■ Requirements:
Without the images, write out the whole listing exactly.

[Saved entries]
##########

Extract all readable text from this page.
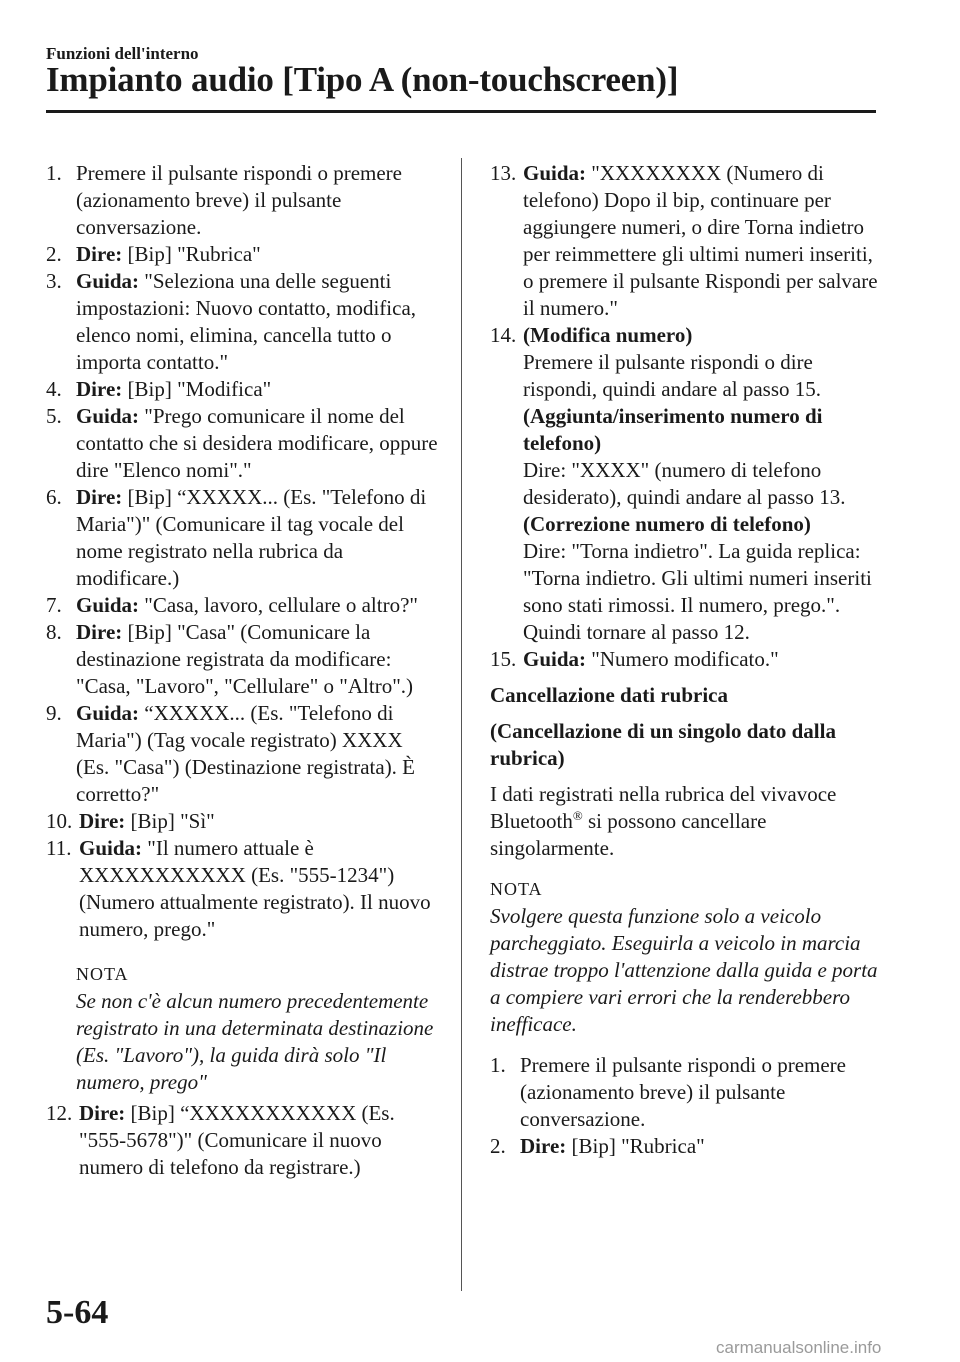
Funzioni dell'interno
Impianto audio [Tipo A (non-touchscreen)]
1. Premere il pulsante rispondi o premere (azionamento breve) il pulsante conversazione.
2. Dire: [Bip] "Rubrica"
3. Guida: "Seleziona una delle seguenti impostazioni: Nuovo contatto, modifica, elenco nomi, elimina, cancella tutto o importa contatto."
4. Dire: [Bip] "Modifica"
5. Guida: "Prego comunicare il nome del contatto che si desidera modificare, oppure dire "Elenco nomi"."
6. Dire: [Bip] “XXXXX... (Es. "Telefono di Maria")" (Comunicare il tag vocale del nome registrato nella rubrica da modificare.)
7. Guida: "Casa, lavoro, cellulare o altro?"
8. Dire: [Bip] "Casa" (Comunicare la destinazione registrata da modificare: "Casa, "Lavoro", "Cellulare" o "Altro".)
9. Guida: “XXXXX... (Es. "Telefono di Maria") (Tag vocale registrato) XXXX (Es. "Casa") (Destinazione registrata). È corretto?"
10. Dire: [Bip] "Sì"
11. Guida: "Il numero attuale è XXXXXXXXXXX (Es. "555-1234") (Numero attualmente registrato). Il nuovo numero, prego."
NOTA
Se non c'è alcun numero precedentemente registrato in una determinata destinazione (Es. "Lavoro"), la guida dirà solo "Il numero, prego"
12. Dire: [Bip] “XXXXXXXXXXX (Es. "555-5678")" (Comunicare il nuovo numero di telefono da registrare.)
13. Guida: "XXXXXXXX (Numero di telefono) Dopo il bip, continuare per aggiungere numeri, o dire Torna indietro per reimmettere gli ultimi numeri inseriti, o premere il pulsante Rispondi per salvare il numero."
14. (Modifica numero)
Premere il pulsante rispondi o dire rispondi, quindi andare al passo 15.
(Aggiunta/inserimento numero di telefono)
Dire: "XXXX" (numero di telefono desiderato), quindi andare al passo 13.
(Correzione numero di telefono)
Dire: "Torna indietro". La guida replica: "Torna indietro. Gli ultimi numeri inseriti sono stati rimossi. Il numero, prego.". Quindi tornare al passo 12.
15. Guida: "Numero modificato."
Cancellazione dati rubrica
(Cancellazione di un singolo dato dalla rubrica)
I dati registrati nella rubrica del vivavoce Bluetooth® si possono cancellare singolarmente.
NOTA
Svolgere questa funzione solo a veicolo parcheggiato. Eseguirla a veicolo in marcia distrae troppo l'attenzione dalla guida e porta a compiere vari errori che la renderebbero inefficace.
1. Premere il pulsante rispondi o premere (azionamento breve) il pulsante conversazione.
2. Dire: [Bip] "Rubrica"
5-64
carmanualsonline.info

##########

■ Full answer:
Extract all readable text from this page.
Funzioni dell'interno
Impianto audio [Tipo A (non-touchscreen)]
1. Premere il pulsante rispondi o premere (azionamento breve) il pulsante conversazione.
2. Dire: [Bip] "Rubrica"
3. Guida: "Seleziona una delle seguenti impostazioni: Nuovo contatto, modifica, elenco nomi, elimina, cancella tutto o importa contatto."
4. Dire: [Bip] "Modifica"
5. Guida: "Prego comunicare il nome del contatto che si desidera modificare, oppure dire "Elenco nomi"."
6. Dire: [Bip] “XXXXX... (Es. "Telefono di Maria")" (Comunicare il tag vocale del nome registrato nella rubrica da modificare.)
7. Guida: "Casa, lavoro, cellulare o altro?"
8. Dire: [Bip] "Casa" (Comunicare la destinazione registrata da modificare: "Casa, "Lavoro", "Cellulare" o "Altro".)
9. Guida: “XXXXX... (Es. "Telefono di Maria") (Tag vocale registrato) XXXX (Es. "Casa") (Destinazione registrata). È corretto?"
10. Dire: [Bip] "Sì"
11. Guida: "Il numero attuale è XXXXXXXXXXX (Es. "555-1234") (Numero attualmente registrato). Il nuovo numero, prego."
NOTA
Se non c'è alcun numero precedentemente registrato in una determinata destinazione (Es. "Lavoro"), la guida dirà solo "Il numero, prego"
12. Dire: [Bip] “XXXXXXXXXXX (Es. "555-5678")" (Comunicare il nuovo numero di telefono da registrare.)
13. Guida: "XXXXXXXX (Numero di telefono) Dopo il bip, continuare per aggiungere numeri, o dire Torna indietro per reimmettere gli ultimi numeri inseriti, o premere il pulsante Rispondi per salvare il numero."
14. (Modifica numero)
Premere il pulsante rispondi o dire rispondi, quindi andare al passo 15.
(Aggiunta/inserimento numero di telefono)
Dire: "XXXX" (numero di telefono desiderato), quindi andare al passo 13.
(Correzione numero di telefono)
Dire: "Torna indietro". La guida replica: "Torna indietro. Gli ultimi numeri inseriti sono stati rimossi. Il numero, prego.". Quindi tornare al passo 12.
15. Guida: "Numero modificato."
Cancellazione dati rubrica
(Cancellazione di un singolo dato dalla rubrica)
I dati registrati nella rubrica del vivavoce Bluetooth® si possono cancellare singolarmente.
NOTA
Svolgere questa funzione solo a veicolo parcheggiato. Eseguirla a veicolo in marcia distrae troppo l'attenzione dalla guida e porta a compiere vari errori che la renderebbero inefficace.
1. Premere il pulsante rispondi o premere (azionamento breve) il pulsante conversazione.
2. Dire: [Bip] "Rubrica"
5-64
carmanualsonline.info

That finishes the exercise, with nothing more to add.